Search the entries below. Return every line that has "icon" in it.

--- begin INPUT RECORDS ---

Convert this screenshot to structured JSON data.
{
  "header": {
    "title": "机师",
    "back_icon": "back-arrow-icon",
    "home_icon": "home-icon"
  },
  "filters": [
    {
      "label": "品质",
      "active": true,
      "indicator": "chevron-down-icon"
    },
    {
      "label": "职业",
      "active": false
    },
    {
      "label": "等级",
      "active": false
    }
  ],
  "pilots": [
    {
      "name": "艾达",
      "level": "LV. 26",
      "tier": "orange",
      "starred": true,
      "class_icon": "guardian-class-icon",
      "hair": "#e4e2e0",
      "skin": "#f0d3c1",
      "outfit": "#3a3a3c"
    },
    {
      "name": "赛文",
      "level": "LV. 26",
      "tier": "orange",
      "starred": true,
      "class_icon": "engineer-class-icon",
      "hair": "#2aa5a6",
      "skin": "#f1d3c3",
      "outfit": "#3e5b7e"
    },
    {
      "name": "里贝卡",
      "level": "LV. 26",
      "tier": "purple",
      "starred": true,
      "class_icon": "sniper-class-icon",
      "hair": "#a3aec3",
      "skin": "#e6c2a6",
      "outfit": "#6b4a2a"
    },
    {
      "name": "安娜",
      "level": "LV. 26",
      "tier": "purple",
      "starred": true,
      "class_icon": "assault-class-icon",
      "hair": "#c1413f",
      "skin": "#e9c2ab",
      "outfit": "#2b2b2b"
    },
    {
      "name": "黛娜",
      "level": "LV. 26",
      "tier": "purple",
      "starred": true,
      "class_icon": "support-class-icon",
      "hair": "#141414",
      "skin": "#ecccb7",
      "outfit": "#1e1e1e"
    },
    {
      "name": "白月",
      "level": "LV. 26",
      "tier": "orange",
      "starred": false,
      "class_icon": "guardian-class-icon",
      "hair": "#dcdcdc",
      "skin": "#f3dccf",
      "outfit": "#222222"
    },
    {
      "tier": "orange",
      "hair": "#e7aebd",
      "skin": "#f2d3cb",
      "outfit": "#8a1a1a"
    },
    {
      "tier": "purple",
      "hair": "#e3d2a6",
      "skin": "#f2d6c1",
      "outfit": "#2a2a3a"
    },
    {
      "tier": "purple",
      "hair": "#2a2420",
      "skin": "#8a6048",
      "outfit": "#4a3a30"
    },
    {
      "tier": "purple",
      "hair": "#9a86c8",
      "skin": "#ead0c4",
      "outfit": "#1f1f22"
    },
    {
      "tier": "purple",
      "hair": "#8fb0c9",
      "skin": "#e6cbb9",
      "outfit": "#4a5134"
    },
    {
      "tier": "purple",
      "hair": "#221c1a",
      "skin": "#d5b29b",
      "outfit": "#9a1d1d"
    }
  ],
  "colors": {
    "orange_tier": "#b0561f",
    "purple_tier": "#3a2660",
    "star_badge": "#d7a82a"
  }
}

--- end INPUT RECORDS ---

◆ **ANSWER TO THIS EXERCISE**:
    "back_icon": "back-arrow-icon",
    "home_icon": "home-icon"
      "indicator": "chevron-down-icon"
      "class_icon": "guardian-class-icon",
      "class_icon": "engineer-class-icon",
      "class_icon": "sniper-class-icon",
      "class_icon": "assault-class-icon",
      "class_icon": "support-class-icon",
      "class_icon": "guardian-class-icon",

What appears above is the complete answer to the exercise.